===== ENTRIES SHOWN

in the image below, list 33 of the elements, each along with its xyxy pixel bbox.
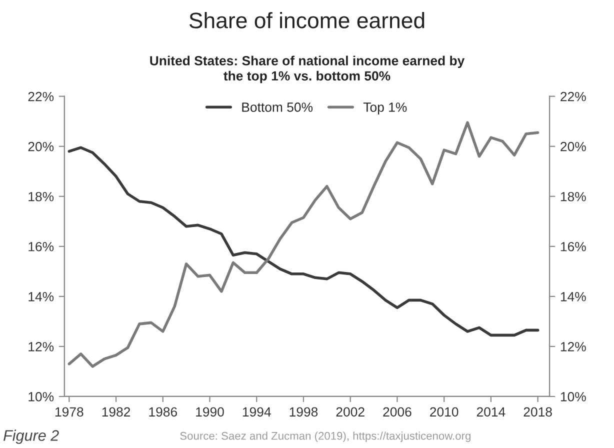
y-tick-label: 20% <box>28 142 54 152</box>
source-note: Source: Saez and Zucman (2019), https://taxjusticenow.org <box>180 432 470 442</box>
line-series <box>68 146 540 337</box>
x-tick-label: 1986 <box>149 407 177 417</box>
line-series <box>68 121 540 368</box>
x-tick-label: 1998 <box>290 407 318 417</box>
y-tick-label: 10% <box>28 392 54 402</box>
x-tick-label: 2006 <box>383 407 412 417</box>
y2-tick-label: 12% <box>560 342 586 352</box>
y-tick-label: 16% <box>28 242 54 252</box>
y-tick-label: 14% <box>28 292 54 302</box>
x-tick-label: 2018 <box>524 407 552 417</box>
y2-tick-label: 18% <box>560 192 586 202</box>
caption: Figure 2 <box>4 430 59 444</box>
x-tick-label: 2014 <box>476 407 506 417</box>
x-tick-label: 1982 <box>102 407 130 417</box>
y2-tick-label: 14% <box>560 292 586 302</box>
x-tick-label: 1978 <box>55 407 84 417</box>
chart-title: Share of income earned <box>189 12 424 28</box>
y-tick-label: 12% <box>28 342 54 352</box>
x-tick-label: 2002 <box>336 407 364 417</box>
y-tick-label: 22% <box>28 92 54 102</box>
y2-tick-label: 16% <box>560 242 586 252</box>
legend-label: Top 1% <box>363 102 407 114</box>
y2-tick-label: 10% <box>560 392 586 402</box>
y2-tick-label: 22% <box>560 92 586 102</box>
x-tick-label: 1994 <box>242 407 271 417</box>
y-tick-label: 18% <box>28 192 54 202</box>
x-tick-label: 2010 <box>430 407 458 417</box>
y2-tick-label: 20% <box>560 142 586 152</box>
x-tick-label: 1990 <box>196 407 224 417</box>
chart-subtitle: United States: Share of national income earned by the top 1% vs. bottom 50% <box>150 56 465 84</box>
legend-label: Bottom 50% <box>242 102 313 112</box>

==========

SHORT TASK: Copy the listing above line for line, without any change, and leave out the picture.

RESULT:
in the image below, list 33 of the elements, each along with its xyxy pixel bbox.
y-tick-label: 20% <box>28 142 54 152</box>
source-note: Source: Saez and Zucman (2019), https://taxjusticenow.org <box>180 432 470 442</box>
line-series <box>68 146 540 337</box>
x-tick-label: 1986 <box>149 407 177 417</box>
line-series <box>68 121 540 368</box>
x-tick-label: 1998 <box>290 407 318 417</box>
y-tick-label: 10% <box>28 392 54 402</box>
x-tick-label: 2006 <box>383 407 412 417</box>
y2-tick-label: 12% <box>560 342 586 352</box>
y-tick-label: 16% <box>28 242 54 252</box>
y-tick-label: 14% <box>28 292 54 302</box>
x-tick-label: 2018 <box>524 407 552 417</box>
y2-tick-label: 18% <box>560 192 586 202</box>
caption: Figure 2 <box>4 430 59 444</box>
x-tick-label: 2014 <box>476 407 506 417</box>
x-tick-label: 1982 <box>102 407 130 417</box>
y2-tick-label: 14% <box>560 292 586 302</box>
x-tick-label: 1978 <box>55 407 84 417</box>
chart-title: Share of income earned <box>189 12 424 28</box>
y-tick-label: 12% <box>28 342 54 352</box>
x-tick-label: 2002 <box>336 407 364 417</box>
y-tick-label: 22% <box>28 92 54 102</box>
y2-tick-label: 16% <box>560 242 586 252</box>
legend-label: Top 1% <box>363 102 407 114</box>
y2-tick-label: 10% <box>560 392 586 402</box>
y2-tick-label: 22% <box>560 92 586 102</box>
x-tick-label: 1994 <box>242 407 271 417</box>
y-tick-label: 18% <box>28 192 54 202</box>
x-tick-label: 2010 <box>430 407 458 417</box>
y2-tick-label: 20% <box>560 142 586 152</box>
x-tick-label: 1990 <box>196 407 224 417</box>
chart-subtitle: United States: Share of national income earned by the top 1% vs. bottom 50% <box>150 56 465 84</box>
legend-label: Bottom 50% <box>242 102 313 112</box>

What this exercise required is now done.